MATERIAL FOR THIS EXERCISE -
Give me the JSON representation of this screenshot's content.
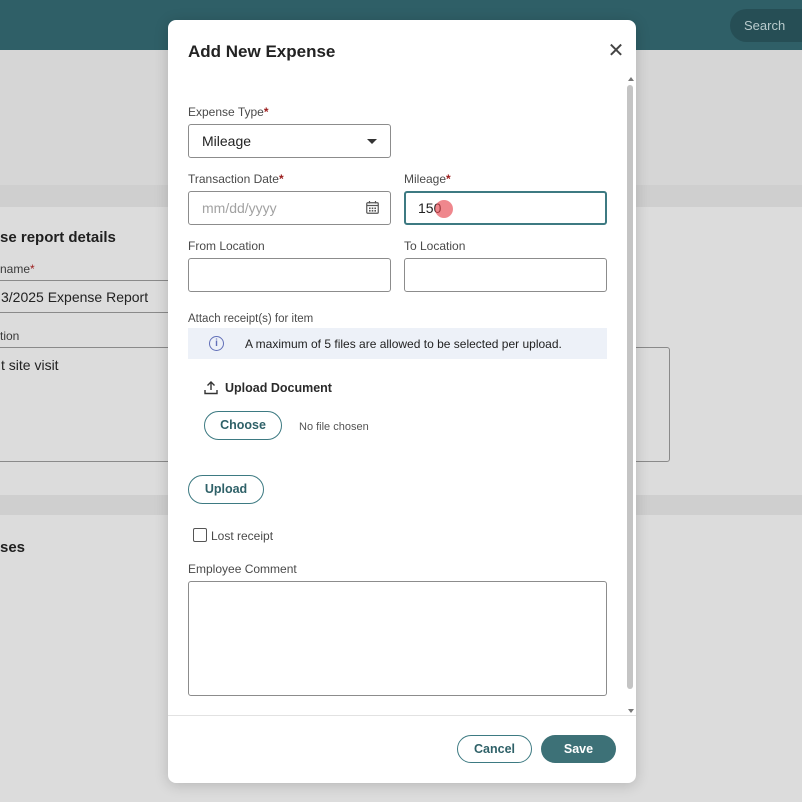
{
  "background": {
    "search_placeholder": "Search",
    "section_title": "se report details",
    "name_label": "name",
    "name_value": "3/2025 Expense Report",
    "description_label": "tion",
    "description_value": "t site visit",
    "expenses_title": "ses"
  },
  "modal": {
    "title": "Add New Expense",
    "close_icon": "close-icon",
    "expense_type": {
      "label": "Expense Type",
      "value": "Mileage"
    },
    "transaction_date": {
      "label": "Transaction Date",
      "placeholder": "mm/dd/yyyy"
    },
    "mileage": {
      "label": "Mileage",
      "value": "150"
    },
    "from_location": {
      "label": "From Location",
      "value": ""
    },
    "to_location": {
      "label": "To Location",
      "value": ""
    },
    "attach_label": "Attach receipt(s) for item",
    "info_message": "A maximum of 5 files are allowed to be selected per upload.",
    "upload_document_label": "Upload Document",
    "choose_label": "Choose",
    "no_file_text": "No file chosen",
    "upload_label": "Upload",
    "lost_receipt": {
      "label": "Lost receipt",
      "checked": false
    },
    "employee_comment_label": "Employee Comment",
    "cancel_label": "Cancel",
    "save_label": "Save"
  },
  "colors": {
    "topbar": "#2f5f67",
    "accent": "#3d7a82",
    "save_button": "#3d7177",
    "required_marker": "#9b1b1b",
    "info_bg": "#edf1f8"
  }
}
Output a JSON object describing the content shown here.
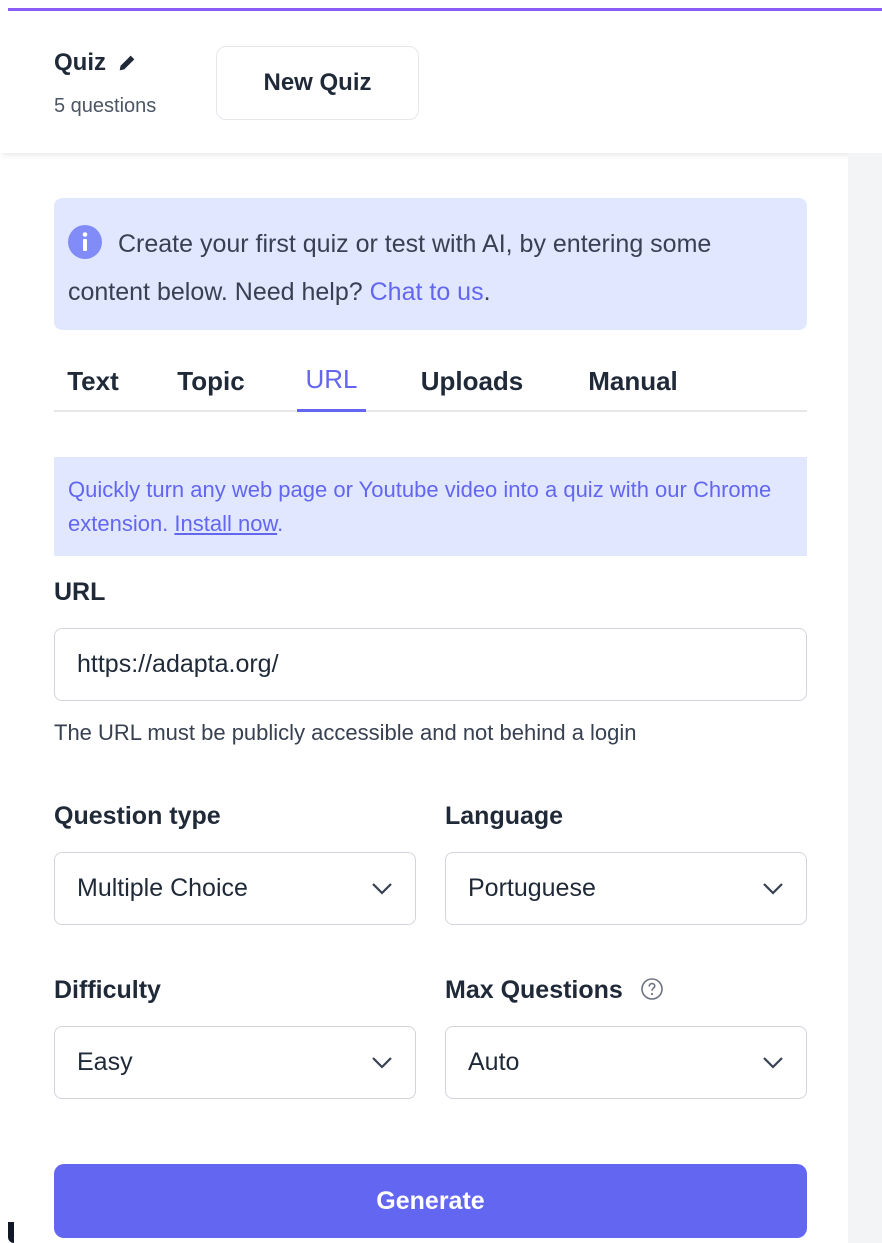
{
  "header": {
    "title": "Quiz",
    "subtitle": "5 questions",
    "new_quiz_label": "New Quiz"
  },
  "info": {
    "text_before": "Create your first quiz or test with AI, by entering some content below. Need help? ",
    "link": "Chat to us",
    "text_after": "."
  },
  "tabs": [
    {
      "label": "Text",
      "active": false
    },
    {
      "label": "Topic",
      "active": false
    },
    {
      "label": "URL",
      "active": true
    },
    {
      "label": "Uploads",
      "active": false
    },
    {
      "label": "Manual",
      "active": false
    }
  ],
  "extension": {
    "text": "Quickly turn any web page or Youtube video into a quiz with our Chrome extension. ",
    "link": "Install now",
    "after": "."
  },
  "url_field": {
    "label": "URL",
    "value": "https://adapta.org/",
    "hint": "The URL must be publicly accessible and not behind a login"
  },
  "question_type": {
    "label": "Question type",
    "value": "Multiple Choice"
  },
  "language": {
    "label": "Language",
    "value": "Portuguese"
  },
  "difficulty": {
    "label": "Difficulty",
    "value": "Easy"
  },
  "max_questions": {
    "label": "Max Questions",
    "value": "Auto"
  },
  "generate_label": "Generate",
  "colors": {
    "accent": "#6366f1",
    "top_bar": "#8b5cf6",
    "info_bg": "#e0e7ff"
  },
  "icons": [
    "pencil-icon",
    "info-icon",
    "chevron-down-icon",
    "help-circle-icon"
  ]
}
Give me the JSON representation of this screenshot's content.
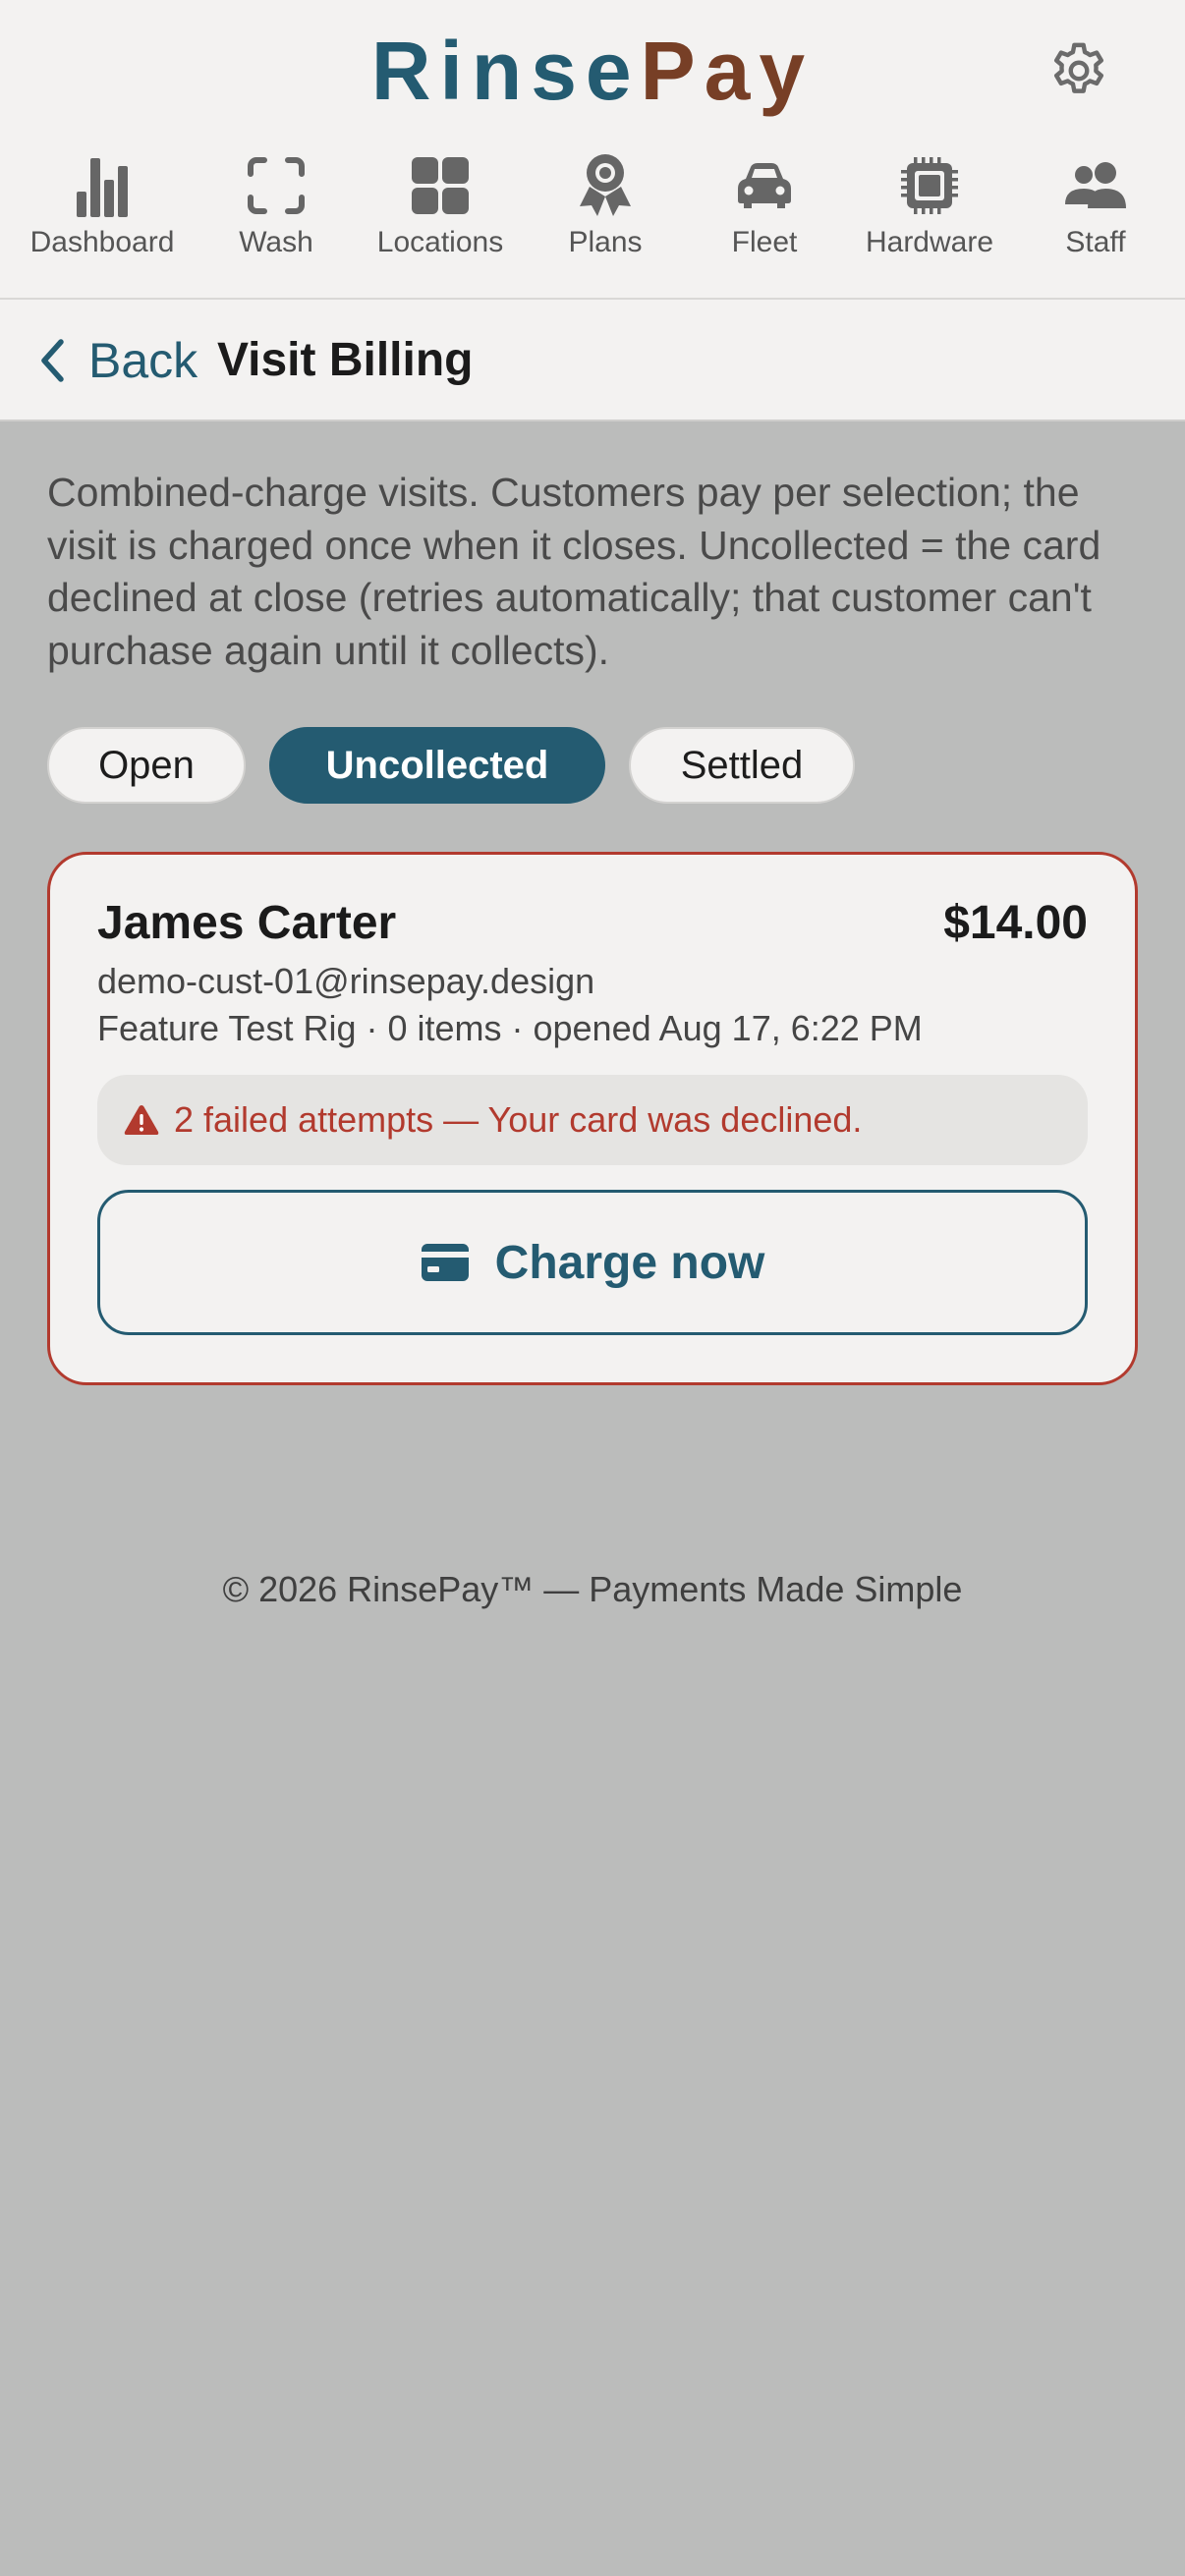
{
  "brand": {
    "part1": "Rinse",
    "part2": "Pay",
    "primary_color": "#245b71",
    "secondary_color": "#773f26"
  },
  "header": {
    "settings_icon": "gear-icon"
  },
  "nav": {
    "items": [
      {
        "label": "Dashboard",
        "icon": "bar-chart-icon"
      },
      {
        "label": "Wash",
        "icon": "scan-frame-icon"
      },
      {
        "label": "Locations",
        "icon": "grid-icon"
      },
      {
        "label": "Plans",
        "icon": "award-ribbon-icon"
      },
      {
        "label": "Fleet",
        "icon": "car-icon"
      },
      {
        "label": "Hardware",
        "icon": "chip-icon"
      },
      {
        "label": "Staff",
        "icon": "users-icon"
      }
    ]
  },
  "subheader": {
    "back_label": "Back",
    "title": "Visit Billing"
  },
  "intro": "Combined-charge visits. Customers pay per selection; the visit is charged once when it closes. Uncollected = the card declined at close (retries automatically; that customer can't purchase again until it collects).",
  "filters": {
    "items": [
      {
        "label": "Open",
        "active": false
      },
      {
        "label": "Uncollected",
        "active": true
      },
      {
        "label": "Settled",
        "active": false
      }
    ]
  },
  "visit": {
    "customer_name": "James Carter",
    "amount": "$14.00",
    "email": "demo-cust-01@rinsepay.design",
    "meta": "Feature Test Rig · 0 items · opened Aug 17, 6:22 PM",
    "alert": "2 failed attempts — Your card was declined.",
    "alert_color": "#b23a2e",
    "charge_label": "Charge now"
  },
  "footer": "© 2026 RinsePay™ — Payments Made Simple"
}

WHAT THE EXERCISE ASKS - Give the entries again word for word, but skip the pictures.

RESPONSE TO THE EXERCISE -
Give me the JSON representation of this screenshot's content.
{
  "background": {
    "search_placeholder": "Search",
    "section_title": "se report details",
    "name_label": "name",
    "name_value": "3/2025 Expense Report",
    "description_label": "tion",
    "description_value": "t site visit",
    "expenses_title": "ses"
  },
  "modal": {
    "title": "Add New Expense",
    "close_icon": "close-icon",
    "expense_type": {
      "label": "Expense Type",
      "value": "Mileage"
    },
    "transaction_date": {
      "label": "Transaction Date",
      "placeholder": "mm/dd/yyyy"
    },
    "mileage": {
      "label": "Mileage",
      "value": "150"
    },
    "from_location": {
      "label": "From Location",
      "value": ""
    },
    "to_location": {
      "label": "To Location",
      "value": ""
    },
    "attach_label": "Attach receipt(s) for item",
    "info_message": "A maximum of 5 files are allowed to be selected per upload.",
    "upload_document_label": "Upload Document",
    "choose_label": "Choose",
    "no_file_text": "No file chosen",
    "upload_label": "Upload",
    "lost_receipt": {
      "label": "Lost receipt",
      "checked": false
    },
    "employee_comment_label": "Employee Comment",
    "cancel_label": "Cancel",
    "save_label": "Save"
  },
  "colors": {
    "topbar": "#2f5f67",
    "accent": "#3d7a82",
    "save_button": "#3d7177",
    "required_marker": "#9b1b1b",
    "info_bg": "#edf1f8"
  }
}
Output a JSON object describing the content shown here.
{
  "header": {
    "title": "Quiz",
    "subtitle": "5 questions",
    "new_quiz_label": "New Quiz"
  },
  "info": {
    "text_before": "Create your first quiz or test with AI, by entering some content below. Need help? ",
    "link": "Chat to us",
    "text_after": "."
  },
  "tabs": [
    {
      "label": "Text",
      "active": false
    },
    {
      "label": "Topic",
      "active": false
    },
    {
      "label": "URL",
      "active": true
    },
    {
      "label": "Uploads",
      "active": false
    },
    {
      "label": "Manual",
      "active": false
    }
  ],
  "extension": {
    "text": "Quickly turn any web page or Youtube video into a quiz with our Chrome extension. ",
    "link": "Install now",
    "after": "."
  },
  "url_field": {
    "label": "URL",
    "value": "https://adapta.org/",
    "hint": "The URL must be publicly accessible and not behind a login"
  },
  "question_type": {
    "label": "Question type",
    "value": "Multiple Choice"
  },
  "language": {
    "label": "Language",
    "value": "Portuguese"
  },
  "difficulty": {
    "label": "Difficulty",
    "value": "Easy"
  },
  "max_questions": {
    "label": "Max Questions",
    "value": "Auto"
  },
  "generate_label": "Generate",
  "colors": {
    "accent": "#6366f1",
    "top_bar": "#8b5cf6",
    "info_bg": "#e0e7ff"
  },
  "icons": [
    "pencil-icon",
    "info-icon",
    "chevron-down-icon",
    "help-circle-icon"
  ]
}
Give me the JSON representation of this screenshot's content.
{
  "brand": {
    "part1": "Rinse",
    "part2": "Pay",
    "primary_color": "#245b71",
    "secondary_color": "#773f26"
  },
  "header": {
    "settings_icon": "gear-icon"
  },
  "nav": {
    "items": [
      {
        "label": "Dashboard",
        "icon": "bar-chart-icon"
      },
      {
        "label": "Wash",
        "icon": "scan-frame-icon"
      },
      {
        "label": "Locations",
        "icon": "grid-icon"
      },
      {
        "label": "Plans",
        "icon": "award-ribbon-icon"
      },
      {
        "label": "Fleet",
        "icon": "car-icon"
      },
      {
        "label": "Hardware",
        "icon": "chip-icon"
      },
      {
        "label": "Staff",
        "icon": "users-icon"
      }
    ]
  },
  "subheader": {
    "back_label": "Back",
    "title": "Visit Billing"
  },
  "intro": "Combined-charge visits. Customers pay per selection; the visit is charged once when it closes. Uncollected = the card declined at close (retries automatically; that customer can't purchase again until it collects).",
  "filters": {
    "items": [
      {
        "label": "Open",
        "active": false
      },
      {
        "label": "Uncollected",
        "active": true
      },
      {
        "label": "Settled",
        "active": false
      }
    ]
  },
  "visit": {
    "customer_name": "James Carter",
    "amount": "$14.00",
    "email": "demo-cust-01@rinsepay.design",
    "meta": "Feature Test Rig · 0 items · opened Aug 17, 6:22 PM",
    "alert": "2 failed attempts — Your card was declined.",
    "alert_color": "#b23a2e",
    "charge_label": "Charge now"
  },
  "footer": "© 2026 RinsePay™ — Payments Made Simple"
}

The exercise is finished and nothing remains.